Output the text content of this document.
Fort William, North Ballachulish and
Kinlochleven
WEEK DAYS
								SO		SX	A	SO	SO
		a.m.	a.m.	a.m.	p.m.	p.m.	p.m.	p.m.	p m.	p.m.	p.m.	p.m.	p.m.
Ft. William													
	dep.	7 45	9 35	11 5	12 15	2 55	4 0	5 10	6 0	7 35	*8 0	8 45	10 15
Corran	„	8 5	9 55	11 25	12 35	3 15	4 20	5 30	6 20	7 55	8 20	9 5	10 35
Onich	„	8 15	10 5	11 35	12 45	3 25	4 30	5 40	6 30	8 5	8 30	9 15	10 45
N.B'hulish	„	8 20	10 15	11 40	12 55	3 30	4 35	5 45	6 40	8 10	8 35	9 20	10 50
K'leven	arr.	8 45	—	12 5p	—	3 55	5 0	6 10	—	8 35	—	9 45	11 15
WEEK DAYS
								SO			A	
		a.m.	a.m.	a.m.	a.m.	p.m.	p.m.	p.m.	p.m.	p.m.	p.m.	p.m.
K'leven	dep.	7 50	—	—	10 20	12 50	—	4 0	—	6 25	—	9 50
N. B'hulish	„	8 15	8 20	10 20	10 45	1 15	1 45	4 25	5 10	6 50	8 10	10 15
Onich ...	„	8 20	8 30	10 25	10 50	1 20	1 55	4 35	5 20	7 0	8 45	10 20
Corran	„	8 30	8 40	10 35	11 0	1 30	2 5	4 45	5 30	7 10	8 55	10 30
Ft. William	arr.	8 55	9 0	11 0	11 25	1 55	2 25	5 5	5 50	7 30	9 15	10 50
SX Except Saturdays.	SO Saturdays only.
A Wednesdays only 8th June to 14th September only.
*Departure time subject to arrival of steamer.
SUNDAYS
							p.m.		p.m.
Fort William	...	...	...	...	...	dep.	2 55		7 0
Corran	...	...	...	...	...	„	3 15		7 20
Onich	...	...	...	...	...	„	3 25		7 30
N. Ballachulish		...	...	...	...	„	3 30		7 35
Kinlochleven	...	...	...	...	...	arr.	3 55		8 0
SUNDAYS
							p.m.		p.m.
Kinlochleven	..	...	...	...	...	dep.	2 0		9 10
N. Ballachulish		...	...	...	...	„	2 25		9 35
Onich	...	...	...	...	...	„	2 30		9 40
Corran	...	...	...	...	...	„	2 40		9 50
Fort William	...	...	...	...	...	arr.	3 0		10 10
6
§ §
> STATED GOAL
Above are some records; repeat all of them exactly.

> SOLUTION FOR THIS PROBLEM
Output the text content of this document.
Fort William, North Ballachulish and
Kinlochleven
WEEK DAYS
								SO		SX	A	SO	SO
		a.m.	a.m.	a.m.	p.m.	p.m.	p.m.	p.m.	p m.	p.m.	p.m.	p.m.	p.m.
Ft. William													
	dep.	7 45	9 35	11 5	12 15	2 55	4 0	5 10	6 0	7 35	*8 0	8 45	10 15
Corran	„	8 5	9 55	11 25	12 35	3 15	4 20	5 30	6 20	7 55	8 20	9 5	10 35
Onich	„	8 15	10 5	11 35	12 45	3 25	4 30	5 40	6 30	8 5	8 30	9 15	10 45
N.B'hulish	„	8 20	10 15	11 40	12 55	3 30	4 35	5 45	6 40	8 10	8 35	9 20	10 50
K'leven	arr.	8 45	—	12 5p	—	3 55	5 0	6 10	—	8 35	—	9 45	11 15
WEEK DAYS
								SO			A	
		a.m.	a.m.	a.m.	a.m.	p.m.	p.m.	p.m.	p.m.	p.m.	p.m.	p.m.
K'leven	dep.	7 50	—	—	10 20	12 50	—	4 0	—	6 25	—	9 50
N. B'hulish	„	8 15	8 20	10 20	10 45	1 15	1 45	4 25	5 10	6 50	8 10	10 15
Onich ...	„	8 20	8 30	10 25	10 50	1 20	1 55	4 35	5 20	7 0	8 45	10 20
Corran	„	8 30	8 40	10 35	11 0	1 30	2 5	4 45	5 30	7 10	8 55	10 30
Ft. William	arr.	8 55	9 0	11 0	11 25	1 55	2 25	5 5	5 50	7 30	9 15	10 50
SX Except Saturdays.	SO Saturdays only.
A Wednesdays only 8th June to 14th September only.
*Departure time subject to arrival of steamer.
SUNDAYS
							p.m.		p.m.
Fort William	...	...	...	...	...	dep.	2 55		7 0
Corran	...	...	...	...	...	„	3 15		7 20
Onich	...	...	...	...	...	„	3 25		7 30
N. Ballachulish		...	...	...	...	„	3 30		7 35
Kinlochleven	...	...	...	...	...	arr.	3 55		8 0
SUNDAYS
							p.m.		p.m.
Kinlochleven	..	...	...	...	...	dep.	2 0		9 10
N. Ballachulish		...	...	...	...	„	2 25		9 35
Onich	...	...	...	...	...	„	2 30		9 40
Corran	...	...	...	...	...	„	2 40		9 50
Fort William	...	...	...	...	...	arr.	3 0		10 10
6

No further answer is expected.